======== Material ========

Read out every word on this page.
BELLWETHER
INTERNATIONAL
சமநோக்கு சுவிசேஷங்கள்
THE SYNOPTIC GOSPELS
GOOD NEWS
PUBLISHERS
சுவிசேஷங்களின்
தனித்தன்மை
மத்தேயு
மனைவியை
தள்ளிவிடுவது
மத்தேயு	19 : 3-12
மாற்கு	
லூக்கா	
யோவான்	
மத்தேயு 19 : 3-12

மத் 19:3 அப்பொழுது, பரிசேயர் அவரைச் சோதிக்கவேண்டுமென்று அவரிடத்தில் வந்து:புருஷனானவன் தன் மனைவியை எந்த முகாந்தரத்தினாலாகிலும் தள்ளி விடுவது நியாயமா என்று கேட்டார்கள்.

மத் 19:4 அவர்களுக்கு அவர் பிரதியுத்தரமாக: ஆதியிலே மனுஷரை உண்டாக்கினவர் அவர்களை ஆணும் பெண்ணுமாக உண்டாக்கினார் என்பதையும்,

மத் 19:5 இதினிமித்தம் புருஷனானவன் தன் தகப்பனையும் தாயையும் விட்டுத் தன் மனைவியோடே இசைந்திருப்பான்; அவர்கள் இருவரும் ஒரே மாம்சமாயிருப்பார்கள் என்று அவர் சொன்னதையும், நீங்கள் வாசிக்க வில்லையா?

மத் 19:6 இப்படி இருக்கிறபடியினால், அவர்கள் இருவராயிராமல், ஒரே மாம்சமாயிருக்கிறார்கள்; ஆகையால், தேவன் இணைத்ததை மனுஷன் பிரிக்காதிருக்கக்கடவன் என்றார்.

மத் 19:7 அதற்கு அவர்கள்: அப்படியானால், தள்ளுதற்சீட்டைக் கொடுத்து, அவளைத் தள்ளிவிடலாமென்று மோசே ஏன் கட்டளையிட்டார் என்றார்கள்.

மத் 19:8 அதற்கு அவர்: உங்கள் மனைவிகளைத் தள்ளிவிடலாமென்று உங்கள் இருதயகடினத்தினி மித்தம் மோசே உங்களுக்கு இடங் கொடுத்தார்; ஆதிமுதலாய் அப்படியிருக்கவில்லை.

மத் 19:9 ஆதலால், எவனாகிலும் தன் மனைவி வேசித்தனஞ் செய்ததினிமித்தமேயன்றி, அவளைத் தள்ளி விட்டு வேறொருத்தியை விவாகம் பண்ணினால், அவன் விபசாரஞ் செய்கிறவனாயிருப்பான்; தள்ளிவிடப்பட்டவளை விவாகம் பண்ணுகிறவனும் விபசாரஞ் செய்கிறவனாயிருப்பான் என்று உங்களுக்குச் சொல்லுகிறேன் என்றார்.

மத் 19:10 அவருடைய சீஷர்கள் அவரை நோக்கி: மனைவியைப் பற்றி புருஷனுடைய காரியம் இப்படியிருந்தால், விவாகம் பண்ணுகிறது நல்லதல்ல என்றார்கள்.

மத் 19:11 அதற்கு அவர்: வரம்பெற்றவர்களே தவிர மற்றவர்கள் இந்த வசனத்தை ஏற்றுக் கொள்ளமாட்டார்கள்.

========

* _Written exercise_
Exactly as shown above, return every record.

* _Solution to the problem_
Read out every word on this page.
BELLWETHER
INTERNATIONAL
சமநோக்கு சுவிசேஷங்கள்
THE SYNOPTIC GOSPELS
GOOD NEWS
PUBLISHERS
சுவிசேஷங்களின்
தனித்தன்மை
மத்தேயு
மனைவியை
தள்ளிவிடுவது
மத்தேயு	19 : 3-12
மாற்கு	
லூக்கா	
யோவான்	
மத்தேயு 19 : 3-12

மத் 19:3 அப்பொழுது, பரிசேயர் அவரைச் சோதிக்கவேண்டுமென்று அவரிடத்தில் வந்து:புருஷனானவன் தன் மனைவியை எந்த முகாந்தரத்தினாலாகிலும் தள்ளி விடுவது நியாயமா என்று கேட்டார்கள்.

மத் 19:4 அவர்களுக்கு அவர் பிரதியுத்தரமாக: ஆதியிலே மனுஷரை உண்டாக்கினவர் அவர்களை ஆணும் பெண்ணுமாக உண்டாக்கினார் என்பதையும்,

மத் 19:5 இதினிமித்தம் புருஷனானவன் தன் தகப்பனையும் தாயையும் விட்டுத் தன் மனைவியோடே இசைந்திருப்பான்; அவர்கள் இருவரும் ஒரே மாம்சமாயிருப்பார்கள் என்று அவர் சொன்னதையும், நீங்கள் வாசிக்க வில்லையா?

மத் 19:6 இப்படி இருக்கிறபடியினால், அவர்கள் இருவராயிராமல், ஒரே மாம்சமாயிருக்கிறார்கள்; ஆகையால், தேவன் இணைத்ததை மனுஷன் பிரிக்காதிருக்கக்கடவன் என்றார்.

மத் 19:7 அதற்கு அவர்கள்: அப்படியானால், தள்ளுதற்சீட்டைக் கொடுத்து, அவளைத் தள்ளிவிடலாமென்று மோசே ஏன் கட்டளையிட்டார் என்றார்கள்.

மத் 19:8 அதற்கு அவர்: உங்கள் மனைவிகளைத் தள்ளிவிடலாமென்று உங்கள் இருதயகடினத்தினி மித்தம் மோசே உங்களுக்கு இடங் கொடுத்தார்; ஆதிமுதலாய் அப்படியிருக்கவில்லை.

மத் 19:9 ஆதலால், எவனாகிலும் தன் மனைவி வேசித்தனஞ் செய்ததினிமித்தமேயன்றி, அவளைத் தள்ளி விட்டு வேறொருத்தியை விவாகம் பண்ணினால், அவன் விபசாரஞ் செய்கிறவனாயிருப்பான்; தள்ளிவிடப்பட்டவளை விவாகம் பண்ணுகிறவனும் விபசாரஞ் செய்கிறவனாயிருப்பான் என்று உங்களுக்குச் சொல்லுகிறேன் என்றார்.

மத் 19:10 அவருடைய சீஷர்கள் அவரை நோக்கி: மனைவியைப் பற்றி புருஷனுடைய காரியம் இப்படியிருந்தால், விவாகம் பண்ணுகிறது நல்லதல்ல என்றார்கள்.

மத் 19:11 அதற்கு அவர்: வரம்பெற்றவர்களே தவிர மற்றவர்கள் இந்த வசனத்தை ஏற்றுக் கொள்ளமாட்டார்கள்.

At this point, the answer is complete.